The problem:
Your task is to repeat all of the material exactly.

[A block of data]
════════════════

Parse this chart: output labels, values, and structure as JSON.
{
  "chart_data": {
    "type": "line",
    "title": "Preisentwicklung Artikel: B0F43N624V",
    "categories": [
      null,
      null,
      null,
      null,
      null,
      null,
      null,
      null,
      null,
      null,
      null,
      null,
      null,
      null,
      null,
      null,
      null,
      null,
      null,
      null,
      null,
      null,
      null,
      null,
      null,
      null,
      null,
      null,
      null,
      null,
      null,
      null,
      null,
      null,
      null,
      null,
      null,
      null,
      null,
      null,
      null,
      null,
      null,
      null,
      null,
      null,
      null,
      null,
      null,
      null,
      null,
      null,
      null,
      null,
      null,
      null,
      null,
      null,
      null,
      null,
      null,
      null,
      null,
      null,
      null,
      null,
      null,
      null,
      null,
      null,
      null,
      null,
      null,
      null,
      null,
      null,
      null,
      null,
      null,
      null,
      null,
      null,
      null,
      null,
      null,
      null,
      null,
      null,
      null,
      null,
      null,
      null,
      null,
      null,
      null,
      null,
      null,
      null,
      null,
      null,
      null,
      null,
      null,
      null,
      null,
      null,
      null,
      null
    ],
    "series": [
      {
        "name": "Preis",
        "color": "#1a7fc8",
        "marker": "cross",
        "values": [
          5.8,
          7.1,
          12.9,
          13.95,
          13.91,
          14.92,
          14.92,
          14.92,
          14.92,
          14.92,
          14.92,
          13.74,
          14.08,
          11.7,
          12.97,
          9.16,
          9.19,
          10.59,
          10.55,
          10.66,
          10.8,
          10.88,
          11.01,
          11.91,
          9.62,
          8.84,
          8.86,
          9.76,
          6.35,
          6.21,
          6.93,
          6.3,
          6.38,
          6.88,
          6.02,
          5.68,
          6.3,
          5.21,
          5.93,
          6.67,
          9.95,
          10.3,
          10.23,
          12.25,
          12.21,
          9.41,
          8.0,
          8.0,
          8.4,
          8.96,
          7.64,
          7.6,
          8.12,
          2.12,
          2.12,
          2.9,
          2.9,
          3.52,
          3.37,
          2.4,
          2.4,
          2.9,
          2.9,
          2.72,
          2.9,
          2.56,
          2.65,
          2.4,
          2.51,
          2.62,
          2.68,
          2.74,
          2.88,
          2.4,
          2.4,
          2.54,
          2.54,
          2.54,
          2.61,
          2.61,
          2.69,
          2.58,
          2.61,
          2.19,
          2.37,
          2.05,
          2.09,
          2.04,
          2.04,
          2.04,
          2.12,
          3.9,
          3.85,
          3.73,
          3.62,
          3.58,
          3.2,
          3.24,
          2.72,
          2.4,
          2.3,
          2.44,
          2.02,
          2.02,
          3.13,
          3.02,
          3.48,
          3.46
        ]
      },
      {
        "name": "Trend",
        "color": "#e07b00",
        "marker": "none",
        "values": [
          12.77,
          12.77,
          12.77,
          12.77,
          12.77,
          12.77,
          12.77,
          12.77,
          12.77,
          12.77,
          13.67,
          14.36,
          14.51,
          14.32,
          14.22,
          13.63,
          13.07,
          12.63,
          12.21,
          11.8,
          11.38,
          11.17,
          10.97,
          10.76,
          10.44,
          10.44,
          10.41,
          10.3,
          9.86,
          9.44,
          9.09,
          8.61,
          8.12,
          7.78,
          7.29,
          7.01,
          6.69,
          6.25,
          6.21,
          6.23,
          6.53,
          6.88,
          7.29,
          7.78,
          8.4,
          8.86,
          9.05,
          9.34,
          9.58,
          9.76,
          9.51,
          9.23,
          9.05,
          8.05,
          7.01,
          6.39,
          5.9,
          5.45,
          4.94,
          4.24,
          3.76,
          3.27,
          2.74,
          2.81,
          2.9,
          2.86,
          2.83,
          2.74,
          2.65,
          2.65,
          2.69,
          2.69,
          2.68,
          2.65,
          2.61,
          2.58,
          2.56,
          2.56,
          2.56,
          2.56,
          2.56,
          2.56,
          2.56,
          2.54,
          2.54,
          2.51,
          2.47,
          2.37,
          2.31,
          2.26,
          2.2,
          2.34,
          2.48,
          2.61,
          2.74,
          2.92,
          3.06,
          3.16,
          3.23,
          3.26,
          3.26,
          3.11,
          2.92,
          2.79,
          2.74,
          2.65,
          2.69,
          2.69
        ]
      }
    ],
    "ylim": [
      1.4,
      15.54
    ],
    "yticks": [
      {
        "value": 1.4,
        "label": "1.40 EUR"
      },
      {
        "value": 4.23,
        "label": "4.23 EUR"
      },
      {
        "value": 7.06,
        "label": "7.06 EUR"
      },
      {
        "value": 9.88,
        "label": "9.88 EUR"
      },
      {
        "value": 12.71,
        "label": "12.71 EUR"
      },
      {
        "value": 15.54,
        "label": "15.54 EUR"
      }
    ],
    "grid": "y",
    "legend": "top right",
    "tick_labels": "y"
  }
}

════════════════

Exercise answer:
Parse this chart: output labels, values, and structure as JSON.
{
  "chart_data": {
    "type": "line",
    "title": "Preisentwicklung Artikel: B0F43N624V",
    "categories": [
      null,
      null,
      null,
      null,
      null,
      null,
      null,
      null,
      null,
      null,
      null,
      null,
      null,
      null,
      null,
      null,
      null,
      null,
      null,
      null,
      null,
      null,
      null,
      null,
      null,
      null,
      null,
      null,
      null,
      null,
      null,
      null,
      null,
      null,
      null,
      null,
      null,
      null,
      null,
      null,
      null,
      null,
      null,
      null,
      null,
      null,
      null,
      null,
      null,
      null,
      null,
      null,
      null,
      null,
      null,
      null,
      null,
      null,
      null,
      null,
      null,
      null,
      null,
      null,
      null,
      null,
      null,
      null,
      null,
      null,
      null,
      null,
      null,
      null,
      null,
      null,
      null,
      null,
      null,
      null,
      null,
      null,
      null,
      null,
      null,
      null,
      null,
      null,
      null,
      null,
      null,
      null,
      null,
      null,
      null,
      null,
      null,
      null,
      null,
      null,
      null,
      null,
      null,
      null,
      null,
      null,
      null,
      null
    ],
    "series": [
      {
        "name": "Preis",
        "color": "#1a7fc8",
        "marker": "cross",
        "values": [
          5.8,
          7.1,
          12.9,
          13.95,
          13.91,
          14.92,
          14.92,
          14.92,
          14.92,
          14.92,
          14.92,
          13.74,
          14.08,
          11.7,
          12.97,
          9.16,
          9.19,
          10.59,
          10.55,
          10.66,
          10.8,
          10.88,
          11.01,
          11.91,
          9.62,
          8.84,
          8.86,
          9.76,
          6.35,
          6.21,
          6.93,
          6.3,
          6.38,
          6.88,
          6.02,
          5.68,
          6.3,
          5.21,
          5.93,
          6.67,
          9.95,
          10.3,
          10.23,
          12.25,
          12.21,
          9.41,
          8.0,
          8.0,
          8.4,
          8.96,
          7.64,
          7.6,
          8.12,
          2.12,
          2.12,
          2.9,
          2.9,
          3.52,
          3.37,
          2.4,
          2.4,
          2.9,
          2.9,
          2.72,
          2.9,
          2.56,
          2.65,
          2.4,
          2.51,
          2.62,
          2.68,
          2.74,
          2.88,
          2.4,
          2.4,
          2.54,
          2.54,
          2.54,
          2.61,
          2.61,
          2.69,
          2.58,
          2.61,
          2.19,
          2.37,
          2.05,
          2.09,
          2.04,
          2.04,
          2.04,
          2.12,
          3.9,
          3.85,
          3.73,
          3.62,
          3.58,
          3.2,
          3.24,
          2.72,
          2.4,
          2.3,
          2.44,
          2.02,
          2.02,
          3.13,
          3.02,
          3.48,
          3.46
        ]
      },
      {
        "name": "Trend",
        "color": "#e07b00",
        "marker": "none",
        "values": [
          12.77,
          12.77,
          12.77,
          12.77,
          12.77,
          12.77,
          12.77,
          12.77,
          12.77,
          12.77,
          13.67,
          14.36,
          14.51,
          14.32,
          14.22,
          13.63,
          13.07,
          12.63,
          12.21,
          11.8,
          11.38,
          11.17,
          10.97,
          10.76,
          10.44,
          10.44,
          10.41,
          10.3,
          9.86,
          9.44,
          9.09,
          8.61,
          8.12,
          7.78,
          7.29,
          7.01,
          6.69,
          6.25,
          6.21,
          6.23,
          6.53,
          6.88,
          7.29,
          7.78,
          8.4,
          8.86,
          9.05,
          9.34,
          9.58,
          9.76,
          9.51,
          9.23,
          9.05,
          8.05,
          7.01,
          6.39,
          5.9,
          5.45,
          4.94,
          4.24,
          3.76,
          3.27,
          2.74,
          2.81,
          2.9,
          2.86,
          2.83,
          2.74,
          2.65,
          2.65,
          2.69,
          2.69,
          2.68,
          2.65,
          2.61,
          2.58,
          2.56,
          2.56,
          2.56,
          2.56,
          2.56,
          2.56,
          2.56,
          2.54,
          2.54,
          2.51,
          2.47,
          2.37,
          2.31,
          2.26,
          2.2,
          2.34,
          2.48,
          2.61,
          2.74,
          2.92,
          3.06,
          3.16,
          3.23,
          3.26,
          3.26,
          3.11,
          2.92,
          2.79,
          2.74,
          2.65,
          2.69,
          2.69
        ]
      }
    ],
    "ylim": [
      1.4,
      15.54
    ],
    "yticks": [
      {
        "value": 1.4,
        "label": "1.40 EUR"
      },
      {
        "value": 4.23,
        "label": "4.23 EUR"
      },
      {
        "value": 7.06,
        "label": "7.06 EUR"
      },
      {
        "value": 9.88,
        "label": "9.88 EUR"
      },
      {
        "value": 12.71,
        "label": "12.71 EUR"
      },
      {
        "value": 15.54,
        "label": "15.54 EUR"
      }
    ],
    "grid": "y",
    "legend": "top right",
    "tick_labels": "y"
  }
}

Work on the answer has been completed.